DATASET EXCERPTS
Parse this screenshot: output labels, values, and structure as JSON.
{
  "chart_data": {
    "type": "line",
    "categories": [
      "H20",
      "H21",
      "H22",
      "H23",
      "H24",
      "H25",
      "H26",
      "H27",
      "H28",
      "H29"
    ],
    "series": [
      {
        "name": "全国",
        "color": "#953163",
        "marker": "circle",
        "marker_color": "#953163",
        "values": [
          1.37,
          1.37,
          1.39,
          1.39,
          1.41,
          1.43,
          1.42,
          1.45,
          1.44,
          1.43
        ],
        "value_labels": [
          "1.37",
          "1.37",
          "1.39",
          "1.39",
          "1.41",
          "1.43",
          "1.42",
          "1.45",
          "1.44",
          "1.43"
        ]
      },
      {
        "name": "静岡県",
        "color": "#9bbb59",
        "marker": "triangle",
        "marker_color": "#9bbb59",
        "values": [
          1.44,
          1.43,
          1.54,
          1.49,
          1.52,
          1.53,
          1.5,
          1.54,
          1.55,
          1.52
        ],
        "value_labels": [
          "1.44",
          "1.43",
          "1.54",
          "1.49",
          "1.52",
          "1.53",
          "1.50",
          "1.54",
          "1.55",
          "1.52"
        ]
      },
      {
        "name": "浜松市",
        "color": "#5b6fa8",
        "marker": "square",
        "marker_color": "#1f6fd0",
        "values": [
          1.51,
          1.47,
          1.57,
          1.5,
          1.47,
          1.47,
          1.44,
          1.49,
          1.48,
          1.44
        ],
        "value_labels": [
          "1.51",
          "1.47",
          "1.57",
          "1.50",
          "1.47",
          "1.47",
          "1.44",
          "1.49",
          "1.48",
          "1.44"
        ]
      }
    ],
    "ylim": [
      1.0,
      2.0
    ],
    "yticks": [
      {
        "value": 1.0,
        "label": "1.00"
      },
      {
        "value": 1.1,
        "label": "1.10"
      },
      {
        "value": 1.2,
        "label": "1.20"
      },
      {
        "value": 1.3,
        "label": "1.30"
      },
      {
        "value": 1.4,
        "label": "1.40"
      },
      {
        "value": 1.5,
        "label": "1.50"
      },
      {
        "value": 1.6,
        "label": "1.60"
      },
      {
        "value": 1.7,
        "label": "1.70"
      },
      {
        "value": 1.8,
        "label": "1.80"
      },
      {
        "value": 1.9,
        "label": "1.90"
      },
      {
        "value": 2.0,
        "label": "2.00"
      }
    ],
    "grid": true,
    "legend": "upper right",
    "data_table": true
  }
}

WRITTEN REQUEST
Repeat the material in full, exactly as it stands.

TASK RESPONSE
Parse this screenshot: output labels, values, and structure as JSON.
{
  "chart_data": {
    "type": "line",
    "categories": [
      "H20",
      "H21",
      "H22",
      "H23",
      "H24",
      "H25",
      "H26",
      "H27",
      "H28",
      "H29"
    ],
    "series": [
      {
        "name": "全国",
        "color": "#953163",
        "marker": "circle",
        "marker_color": "#953163",
        "values": [
          1.37,
          1.37,
          1.39,
          1.39,
          1.41,
          1.43,
          1.42,
          1.45,
          1.44,
          1.43
        ],
        "value_labels": [
          "1.37",
          "1.37",
          "1.39",
          "1.39",
          "1.41",
          "1.43",
          "1.42",
          "1.45",
          "1.44",
          "1.43"
        ]
      },
      {
        "name": "静岡県",
        "color": "#9bbb59",
        "marker": "triangle",
        "marker_color": "#9bbb59",
        "values": [
          1.44,
          1.43,
          1.54,
          1.49,
          1.52,
          1.53,
          1.5,
          1.54,
          1.55,
          1.52
        ],
        "value_labels": [
          "1.44",
          "1.43",
          "1.54",
          "1.49",
          "1.52",
          "1.53",
          "1.50",
          "1.54",
          "1.55",
          "1.52"
        ]
      },
      {
        "name": "浜松市",
        "color": "#5b6fa8",
        "marker": "square",
        "marker_color": "#1f6fd0",
        "values": [
          1.51,
          1.47,
          1.57,
          1.5,
          1.47,
          1.47,
          1.44,
          1.49,
          1.48,
          1.44
        ],
        "value_labels": [
          "1.51",
          "1.47",
          "1.57",
          "1.50",
          "1.47",
          "1.47",
          "1.44",
          "1.49",
          "1.48",
          "1.44"
        ]
      }
    ],
    "ylim": [
      1.0,
      2.0
    ],
    "yticks": [
      {
        "value": 1.0,
        "label": "1.00"
      },
      {
        "value": 1.1,
        "label": "1.10"
      },
      {
        "value": 1.2,
        "label": "1.20"
      },
      {
        "value": 1.3,
        "label": "1.30"
      },
      {
        "value": 1.4,
        "label": "1.40"
      },
      {
        "value": 1.5,
        "label": "1.50"
      },
      {
        "value": 1.6,
        "label": "1.60"
      },
      {
        "value": 1.7,
        "label": "1.70"
      },
      {
        "value": 1.8,
        "label": "1.80"
      },
      {
        "value": 1.9,
        "label": "1.90"
      },
      {
        "value": 2.0,
        "label": "2.00"
      }
    ],
    "grid": true,
    "legend": "upper right",
    "data_table": true
  }
}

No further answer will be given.